A run of records
>>>
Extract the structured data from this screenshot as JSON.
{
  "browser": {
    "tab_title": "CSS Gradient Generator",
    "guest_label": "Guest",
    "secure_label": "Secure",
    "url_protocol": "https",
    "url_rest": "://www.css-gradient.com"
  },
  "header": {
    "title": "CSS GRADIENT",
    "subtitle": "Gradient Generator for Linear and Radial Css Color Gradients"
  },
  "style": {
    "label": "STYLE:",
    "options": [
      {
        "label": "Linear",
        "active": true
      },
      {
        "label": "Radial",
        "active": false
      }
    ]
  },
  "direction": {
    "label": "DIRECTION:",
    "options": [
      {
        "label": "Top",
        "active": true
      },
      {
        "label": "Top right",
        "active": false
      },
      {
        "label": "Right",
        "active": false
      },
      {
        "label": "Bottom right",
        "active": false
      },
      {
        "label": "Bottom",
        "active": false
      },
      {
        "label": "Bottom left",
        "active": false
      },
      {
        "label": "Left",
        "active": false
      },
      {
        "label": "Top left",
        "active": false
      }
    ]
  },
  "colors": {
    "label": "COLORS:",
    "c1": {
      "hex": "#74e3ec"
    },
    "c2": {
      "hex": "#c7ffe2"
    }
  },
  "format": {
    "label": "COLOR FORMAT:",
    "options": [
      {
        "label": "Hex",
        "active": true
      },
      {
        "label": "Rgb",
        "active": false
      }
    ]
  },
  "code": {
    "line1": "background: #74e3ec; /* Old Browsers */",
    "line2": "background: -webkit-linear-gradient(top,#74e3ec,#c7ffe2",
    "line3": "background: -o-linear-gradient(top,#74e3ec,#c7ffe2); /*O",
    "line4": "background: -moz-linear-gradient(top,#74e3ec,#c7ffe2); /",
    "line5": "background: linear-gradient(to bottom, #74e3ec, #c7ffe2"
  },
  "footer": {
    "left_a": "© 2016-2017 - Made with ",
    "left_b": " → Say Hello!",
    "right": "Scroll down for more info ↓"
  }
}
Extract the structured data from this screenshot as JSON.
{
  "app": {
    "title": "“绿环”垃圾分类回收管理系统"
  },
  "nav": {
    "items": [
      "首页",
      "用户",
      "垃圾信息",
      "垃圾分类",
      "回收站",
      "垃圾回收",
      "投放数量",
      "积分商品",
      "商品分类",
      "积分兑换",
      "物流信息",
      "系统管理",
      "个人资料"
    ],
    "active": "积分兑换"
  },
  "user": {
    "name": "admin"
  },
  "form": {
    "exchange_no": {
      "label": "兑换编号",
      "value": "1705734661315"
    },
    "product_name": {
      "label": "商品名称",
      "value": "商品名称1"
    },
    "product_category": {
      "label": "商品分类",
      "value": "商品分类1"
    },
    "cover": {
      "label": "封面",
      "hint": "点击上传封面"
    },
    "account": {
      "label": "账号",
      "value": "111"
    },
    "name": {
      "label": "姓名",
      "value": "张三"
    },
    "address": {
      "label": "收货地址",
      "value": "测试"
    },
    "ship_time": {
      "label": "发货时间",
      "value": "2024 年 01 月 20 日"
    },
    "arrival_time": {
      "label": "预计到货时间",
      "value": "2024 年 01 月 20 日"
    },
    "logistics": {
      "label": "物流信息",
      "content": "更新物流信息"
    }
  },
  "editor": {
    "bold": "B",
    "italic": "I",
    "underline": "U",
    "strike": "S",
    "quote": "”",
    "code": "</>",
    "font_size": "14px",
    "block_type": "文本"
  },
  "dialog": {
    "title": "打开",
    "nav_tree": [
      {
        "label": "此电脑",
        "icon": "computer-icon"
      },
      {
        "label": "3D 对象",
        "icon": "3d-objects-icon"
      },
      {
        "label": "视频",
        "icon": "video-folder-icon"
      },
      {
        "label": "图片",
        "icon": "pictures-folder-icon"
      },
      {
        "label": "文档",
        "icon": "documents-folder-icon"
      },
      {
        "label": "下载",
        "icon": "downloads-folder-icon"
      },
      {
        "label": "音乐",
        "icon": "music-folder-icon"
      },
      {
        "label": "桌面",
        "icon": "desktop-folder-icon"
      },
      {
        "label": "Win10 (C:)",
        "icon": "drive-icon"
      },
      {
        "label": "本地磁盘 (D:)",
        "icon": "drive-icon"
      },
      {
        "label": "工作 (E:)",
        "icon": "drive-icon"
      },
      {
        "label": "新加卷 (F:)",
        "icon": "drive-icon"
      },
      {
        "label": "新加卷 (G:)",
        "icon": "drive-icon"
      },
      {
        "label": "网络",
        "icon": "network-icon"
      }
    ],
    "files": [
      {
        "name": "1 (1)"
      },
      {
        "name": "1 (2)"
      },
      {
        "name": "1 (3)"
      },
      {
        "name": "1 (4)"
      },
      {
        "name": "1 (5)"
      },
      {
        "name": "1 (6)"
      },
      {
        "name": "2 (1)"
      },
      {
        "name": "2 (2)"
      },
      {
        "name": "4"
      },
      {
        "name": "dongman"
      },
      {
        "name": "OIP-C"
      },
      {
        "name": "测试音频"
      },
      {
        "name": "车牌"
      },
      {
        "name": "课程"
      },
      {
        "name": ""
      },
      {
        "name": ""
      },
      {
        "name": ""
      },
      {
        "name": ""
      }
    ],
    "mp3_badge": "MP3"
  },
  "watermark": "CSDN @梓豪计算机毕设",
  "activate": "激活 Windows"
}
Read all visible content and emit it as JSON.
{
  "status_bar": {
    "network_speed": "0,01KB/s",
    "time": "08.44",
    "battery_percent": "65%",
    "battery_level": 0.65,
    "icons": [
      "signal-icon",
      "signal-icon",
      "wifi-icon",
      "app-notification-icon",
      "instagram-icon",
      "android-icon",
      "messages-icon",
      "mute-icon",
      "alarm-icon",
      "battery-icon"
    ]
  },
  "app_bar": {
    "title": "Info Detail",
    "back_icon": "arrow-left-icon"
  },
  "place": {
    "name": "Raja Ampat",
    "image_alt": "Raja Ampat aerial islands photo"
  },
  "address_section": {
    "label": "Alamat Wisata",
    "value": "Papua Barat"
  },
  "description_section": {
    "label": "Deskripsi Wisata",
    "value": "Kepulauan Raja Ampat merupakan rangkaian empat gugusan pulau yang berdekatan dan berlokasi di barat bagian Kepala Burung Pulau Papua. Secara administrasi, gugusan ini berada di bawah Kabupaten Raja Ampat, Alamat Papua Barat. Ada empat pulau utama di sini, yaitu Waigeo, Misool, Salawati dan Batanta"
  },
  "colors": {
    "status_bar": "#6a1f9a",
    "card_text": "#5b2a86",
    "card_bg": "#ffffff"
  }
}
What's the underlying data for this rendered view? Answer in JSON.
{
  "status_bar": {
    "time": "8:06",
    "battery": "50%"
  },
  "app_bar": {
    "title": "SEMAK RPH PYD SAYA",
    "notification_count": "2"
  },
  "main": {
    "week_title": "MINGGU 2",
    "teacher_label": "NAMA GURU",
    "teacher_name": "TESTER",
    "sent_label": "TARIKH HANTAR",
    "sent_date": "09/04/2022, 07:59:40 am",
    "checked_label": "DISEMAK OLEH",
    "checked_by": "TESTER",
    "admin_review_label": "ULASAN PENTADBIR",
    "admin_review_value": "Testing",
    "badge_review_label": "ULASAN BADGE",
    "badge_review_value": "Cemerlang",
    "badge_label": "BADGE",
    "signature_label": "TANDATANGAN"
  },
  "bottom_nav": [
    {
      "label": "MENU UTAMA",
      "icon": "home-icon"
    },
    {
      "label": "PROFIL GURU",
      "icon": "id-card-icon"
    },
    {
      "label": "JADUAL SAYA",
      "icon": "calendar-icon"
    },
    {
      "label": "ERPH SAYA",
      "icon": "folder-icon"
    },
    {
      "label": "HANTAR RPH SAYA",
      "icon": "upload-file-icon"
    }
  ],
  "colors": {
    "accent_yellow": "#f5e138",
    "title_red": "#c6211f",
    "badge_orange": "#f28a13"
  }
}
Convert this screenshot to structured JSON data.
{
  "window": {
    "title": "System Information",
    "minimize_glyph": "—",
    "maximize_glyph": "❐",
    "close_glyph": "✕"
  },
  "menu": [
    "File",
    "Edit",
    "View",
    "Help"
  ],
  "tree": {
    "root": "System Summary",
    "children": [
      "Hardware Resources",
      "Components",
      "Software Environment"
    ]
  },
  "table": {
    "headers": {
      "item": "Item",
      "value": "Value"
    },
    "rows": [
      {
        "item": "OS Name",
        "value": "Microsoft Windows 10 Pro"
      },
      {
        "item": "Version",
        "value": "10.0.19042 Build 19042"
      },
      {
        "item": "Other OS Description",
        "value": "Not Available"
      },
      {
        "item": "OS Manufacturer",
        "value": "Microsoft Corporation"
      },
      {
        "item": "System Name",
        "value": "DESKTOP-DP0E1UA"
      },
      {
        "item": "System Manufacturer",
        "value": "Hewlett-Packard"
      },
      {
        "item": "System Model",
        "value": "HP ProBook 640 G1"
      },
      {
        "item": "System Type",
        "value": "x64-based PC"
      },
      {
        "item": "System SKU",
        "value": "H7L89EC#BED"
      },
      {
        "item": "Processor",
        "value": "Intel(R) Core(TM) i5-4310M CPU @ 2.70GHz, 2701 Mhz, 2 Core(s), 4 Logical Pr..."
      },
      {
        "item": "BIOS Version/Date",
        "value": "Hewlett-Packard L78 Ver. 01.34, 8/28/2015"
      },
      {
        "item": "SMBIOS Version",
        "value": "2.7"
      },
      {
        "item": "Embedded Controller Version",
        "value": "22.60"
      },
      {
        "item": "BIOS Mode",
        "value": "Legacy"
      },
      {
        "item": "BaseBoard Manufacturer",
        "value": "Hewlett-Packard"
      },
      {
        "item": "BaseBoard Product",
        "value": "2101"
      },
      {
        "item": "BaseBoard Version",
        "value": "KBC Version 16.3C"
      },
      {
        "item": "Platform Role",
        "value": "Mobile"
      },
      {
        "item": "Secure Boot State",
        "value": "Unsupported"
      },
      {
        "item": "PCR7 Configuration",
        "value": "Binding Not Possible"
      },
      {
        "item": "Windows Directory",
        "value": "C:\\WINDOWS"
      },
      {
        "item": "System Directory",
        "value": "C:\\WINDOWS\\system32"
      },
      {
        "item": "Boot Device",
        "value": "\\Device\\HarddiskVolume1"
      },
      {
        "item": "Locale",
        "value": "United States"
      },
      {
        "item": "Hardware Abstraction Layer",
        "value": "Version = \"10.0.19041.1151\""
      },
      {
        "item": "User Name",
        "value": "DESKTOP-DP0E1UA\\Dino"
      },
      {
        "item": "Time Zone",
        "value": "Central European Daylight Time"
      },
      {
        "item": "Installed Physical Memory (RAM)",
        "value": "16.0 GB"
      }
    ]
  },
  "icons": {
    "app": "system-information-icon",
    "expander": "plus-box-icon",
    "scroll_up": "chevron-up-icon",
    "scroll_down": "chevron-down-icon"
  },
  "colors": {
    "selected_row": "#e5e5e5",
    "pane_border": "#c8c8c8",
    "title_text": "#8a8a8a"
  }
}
<<<
**AIM**
Note how many lines in the listing above hold the string "JSON", then give only that figure.

**RESULT BELOW**
5